Report how many lines hold the string "Assembly". Give the number and nothing else.

+++ Provided data

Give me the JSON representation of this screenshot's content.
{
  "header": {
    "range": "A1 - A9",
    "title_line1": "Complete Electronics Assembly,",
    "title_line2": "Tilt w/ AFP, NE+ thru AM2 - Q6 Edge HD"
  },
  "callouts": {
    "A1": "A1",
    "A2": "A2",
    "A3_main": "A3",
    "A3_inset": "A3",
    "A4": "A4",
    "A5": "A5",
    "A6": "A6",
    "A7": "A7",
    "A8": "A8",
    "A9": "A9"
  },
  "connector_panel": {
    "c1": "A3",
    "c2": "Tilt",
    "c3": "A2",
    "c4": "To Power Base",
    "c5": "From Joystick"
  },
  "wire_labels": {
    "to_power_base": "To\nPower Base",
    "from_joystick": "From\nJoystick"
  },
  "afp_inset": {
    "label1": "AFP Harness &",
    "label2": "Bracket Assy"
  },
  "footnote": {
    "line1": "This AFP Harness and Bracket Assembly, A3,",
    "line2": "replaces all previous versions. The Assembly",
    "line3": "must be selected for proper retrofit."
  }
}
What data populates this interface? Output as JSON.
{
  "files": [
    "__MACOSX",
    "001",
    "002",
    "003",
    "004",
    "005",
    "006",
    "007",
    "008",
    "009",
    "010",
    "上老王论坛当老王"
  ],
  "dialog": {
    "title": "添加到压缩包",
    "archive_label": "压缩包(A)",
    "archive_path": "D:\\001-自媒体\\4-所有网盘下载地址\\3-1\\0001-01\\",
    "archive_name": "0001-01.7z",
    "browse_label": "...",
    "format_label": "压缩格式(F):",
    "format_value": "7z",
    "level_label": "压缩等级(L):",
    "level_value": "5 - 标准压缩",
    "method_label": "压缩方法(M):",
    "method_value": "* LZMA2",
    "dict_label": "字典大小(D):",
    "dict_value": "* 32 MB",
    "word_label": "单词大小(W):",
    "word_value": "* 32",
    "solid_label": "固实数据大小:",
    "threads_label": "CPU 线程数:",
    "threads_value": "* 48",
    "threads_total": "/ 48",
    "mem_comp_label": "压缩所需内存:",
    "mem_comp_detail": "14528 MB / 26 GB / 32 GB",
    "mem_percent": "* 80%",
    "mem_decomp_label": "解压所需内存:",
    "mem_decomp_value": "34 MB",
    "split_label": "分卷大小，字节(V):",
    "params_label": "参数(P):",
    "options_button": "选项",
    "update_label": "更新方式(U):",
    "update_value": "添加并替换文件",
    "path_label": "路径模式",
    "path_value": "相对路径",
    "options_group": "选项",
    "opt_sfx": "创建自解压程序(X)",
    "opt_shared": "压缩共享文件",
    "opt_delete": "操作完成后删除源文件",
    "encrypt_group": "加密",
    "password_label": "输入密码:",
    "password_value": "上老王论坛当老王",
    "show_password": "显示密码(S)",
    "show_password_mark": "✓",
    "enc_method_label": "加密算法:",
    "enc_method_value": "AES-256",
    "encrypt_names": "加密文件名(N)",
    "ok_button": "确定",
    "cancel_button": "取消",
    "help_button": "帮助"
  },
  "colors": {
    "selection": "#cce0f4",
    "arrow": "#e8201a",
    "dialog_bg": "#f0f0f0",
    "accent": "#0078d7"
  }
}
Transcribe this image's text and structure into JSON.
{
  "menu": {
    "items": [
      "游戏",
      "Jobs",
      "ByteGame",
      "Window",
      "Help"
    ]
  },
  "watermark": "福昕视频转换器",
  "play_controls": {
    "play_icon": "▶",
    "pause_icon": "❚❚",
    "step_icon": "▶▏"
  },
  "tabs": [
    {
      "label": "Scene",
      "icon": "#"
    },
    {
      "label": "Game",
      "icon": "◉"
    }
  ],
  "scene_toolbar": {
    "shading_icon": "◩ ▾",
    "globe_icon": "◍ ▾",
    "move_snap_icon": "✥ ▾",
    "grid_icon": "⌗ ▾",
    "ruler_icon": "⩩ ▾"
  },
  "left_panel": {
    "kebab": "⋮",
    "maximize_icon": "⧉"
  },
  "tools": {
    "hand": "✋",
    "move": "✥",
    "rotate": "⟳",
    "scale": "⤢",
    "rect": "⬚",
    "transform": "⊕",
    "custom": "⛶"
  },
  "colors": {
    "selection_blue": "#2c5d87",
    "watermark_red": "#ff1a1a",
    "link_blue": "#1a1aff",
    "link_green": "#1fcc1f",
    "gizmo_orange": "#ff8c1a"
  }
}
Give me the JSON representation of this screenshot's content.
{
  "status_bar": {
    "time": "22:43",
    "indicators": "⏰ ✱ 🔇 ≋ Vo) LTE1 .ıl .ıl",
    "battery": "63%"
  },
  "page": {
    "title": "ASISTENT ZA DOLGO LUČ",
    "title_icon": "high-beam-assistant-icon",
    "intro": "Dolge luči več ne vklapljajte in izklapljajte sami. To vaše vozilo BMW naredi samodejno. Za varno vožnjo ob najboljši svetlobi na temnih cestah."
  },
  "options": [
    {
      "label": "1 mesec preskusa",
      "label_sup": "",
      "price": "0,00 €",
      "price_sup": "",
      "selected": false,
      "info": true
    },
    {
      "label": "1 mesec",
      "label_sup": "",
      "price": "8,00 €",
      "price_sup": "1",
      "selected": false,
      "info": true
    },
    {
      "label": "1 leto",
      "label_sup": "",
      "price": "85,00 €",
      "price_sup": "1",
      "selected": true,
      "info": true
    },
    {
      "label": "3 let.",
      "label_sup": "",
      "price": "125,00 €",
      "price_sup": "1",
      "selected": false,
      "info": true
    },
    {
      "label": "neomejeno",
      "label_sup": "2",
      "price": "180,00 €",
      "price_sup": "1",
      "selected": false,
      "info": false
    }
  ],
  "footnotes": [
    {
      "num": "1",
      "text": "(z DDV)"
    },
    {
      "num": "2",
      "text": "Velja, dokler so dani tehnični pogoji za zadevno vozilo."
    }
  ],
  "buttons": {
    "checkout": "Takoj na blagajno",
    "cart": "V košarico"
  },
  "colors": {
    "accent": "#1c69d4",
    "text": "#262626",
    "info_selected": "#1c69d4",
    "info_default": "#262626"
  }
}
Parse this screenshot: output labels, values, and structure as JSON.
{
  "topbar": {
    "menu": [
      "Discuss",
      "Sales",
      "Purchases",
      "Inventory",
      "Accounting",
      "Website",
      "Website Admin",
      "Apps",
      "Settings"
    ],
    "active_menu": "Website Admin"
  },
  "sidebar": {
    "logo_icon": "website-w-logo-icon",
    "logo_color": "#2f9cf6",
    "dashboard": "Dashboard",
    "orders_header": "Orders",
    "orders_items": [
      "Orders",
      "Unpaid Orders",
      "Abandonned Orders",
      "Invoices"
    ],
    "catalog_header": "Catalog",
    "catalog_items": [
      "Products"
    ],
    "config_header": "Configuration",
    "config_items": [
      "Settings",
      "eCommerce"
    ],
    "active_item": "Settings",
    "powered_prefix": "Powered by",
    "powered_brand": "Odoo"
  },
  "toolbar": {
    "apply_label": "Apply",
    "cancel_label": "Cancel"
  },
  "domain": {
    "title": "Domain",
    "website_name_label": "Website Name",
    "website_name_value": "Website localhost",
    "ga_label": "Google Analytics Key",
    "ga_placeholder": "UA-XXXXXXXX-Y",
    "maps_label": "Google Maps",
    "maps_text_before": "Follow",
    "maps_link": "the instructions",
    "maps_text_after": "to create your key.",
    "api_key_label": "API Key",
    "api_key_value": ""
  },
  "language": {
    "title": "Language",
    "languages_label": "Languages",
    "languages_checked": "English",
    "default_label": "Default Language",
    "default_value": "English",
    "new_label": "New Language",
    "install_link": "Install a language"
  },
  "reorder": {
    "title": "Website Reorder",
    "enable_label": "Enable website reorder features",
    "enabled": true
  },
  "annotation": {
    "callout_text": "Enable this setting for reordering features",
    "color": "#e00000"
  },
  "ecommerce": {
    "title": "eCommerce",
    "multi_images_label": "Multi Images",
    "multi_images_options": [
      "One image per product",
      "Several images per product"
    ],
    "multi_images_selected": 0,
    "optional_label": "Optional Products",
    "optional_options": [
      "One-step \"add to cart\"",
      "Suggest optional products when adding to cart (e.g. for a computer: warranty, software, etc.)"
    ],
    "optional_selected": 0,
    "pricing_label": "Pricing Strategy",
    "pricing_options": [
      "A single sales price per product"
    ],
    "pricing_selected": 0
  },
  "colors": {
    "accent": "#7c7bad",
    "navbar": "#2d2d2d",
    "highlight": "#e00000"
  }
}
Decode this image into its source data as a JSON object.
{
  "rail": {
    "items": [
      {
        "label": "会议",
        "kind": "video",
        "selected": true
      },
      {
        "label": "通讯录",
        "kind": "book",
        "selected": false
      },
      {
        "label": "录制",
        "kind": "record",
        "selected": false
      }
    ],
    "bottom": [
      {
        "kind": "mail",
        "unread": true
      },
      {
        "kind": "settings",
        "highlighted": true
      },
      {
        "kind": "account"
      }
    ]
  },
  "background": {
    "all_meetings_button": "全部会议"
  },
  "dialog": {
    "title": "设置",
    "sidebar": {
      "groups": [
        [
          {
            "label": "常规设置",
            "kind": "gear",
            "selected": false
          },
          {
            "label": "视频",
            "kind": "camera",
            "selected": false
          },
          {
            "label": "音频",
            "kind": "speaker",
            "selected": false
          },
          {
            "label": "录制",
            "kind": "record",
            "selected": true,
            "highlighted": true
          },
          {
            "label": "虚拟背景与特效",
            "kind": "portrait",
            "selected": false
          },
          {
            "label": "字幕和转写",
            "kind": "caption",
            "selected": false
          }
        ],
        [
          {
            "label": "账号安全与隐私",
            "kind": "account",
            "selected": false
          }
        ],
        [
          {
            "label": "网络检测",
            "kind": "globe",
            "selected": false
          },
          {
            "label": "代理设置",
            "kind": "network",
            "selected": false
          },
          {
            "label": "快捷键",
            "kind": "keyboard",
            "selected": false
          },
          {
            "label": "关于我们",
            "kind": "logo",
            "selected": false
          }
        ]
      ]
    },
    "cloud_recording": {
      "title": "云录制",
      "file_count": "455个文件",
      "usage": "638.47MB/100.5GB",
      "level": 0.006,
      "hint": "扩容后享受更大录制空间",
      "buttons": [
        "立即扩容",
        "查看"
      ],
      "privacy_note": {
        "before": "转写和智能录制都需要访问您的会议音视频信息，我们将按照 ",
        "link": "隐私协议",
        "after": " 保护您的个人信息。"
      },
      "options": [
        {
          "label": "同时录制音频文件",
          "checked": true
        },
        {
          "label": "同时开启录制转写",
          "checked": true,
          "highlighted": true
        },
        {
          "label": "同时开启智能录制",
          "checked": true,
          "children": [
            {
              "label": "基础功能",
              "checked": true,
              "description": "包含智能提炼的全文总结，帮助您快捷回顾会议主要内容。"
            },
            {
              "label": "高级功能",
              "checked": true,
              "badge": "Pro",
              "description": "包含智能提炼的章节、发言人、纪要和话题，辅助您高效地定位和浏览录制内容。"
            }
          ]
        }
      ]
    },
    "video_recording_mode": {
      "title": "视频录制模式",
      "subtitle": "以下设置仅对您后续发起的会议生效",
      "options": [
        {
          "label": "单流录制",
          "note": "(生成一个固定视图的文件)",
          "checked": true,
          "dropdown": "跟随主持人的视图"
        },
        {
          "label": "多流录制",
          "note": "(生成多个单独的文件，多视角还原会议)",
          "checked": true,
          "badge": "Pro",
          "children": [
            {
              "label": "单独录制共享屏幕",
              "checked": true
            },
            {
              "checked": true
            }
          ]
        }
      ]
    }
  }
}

++++++

--- Solution to the problem ---
3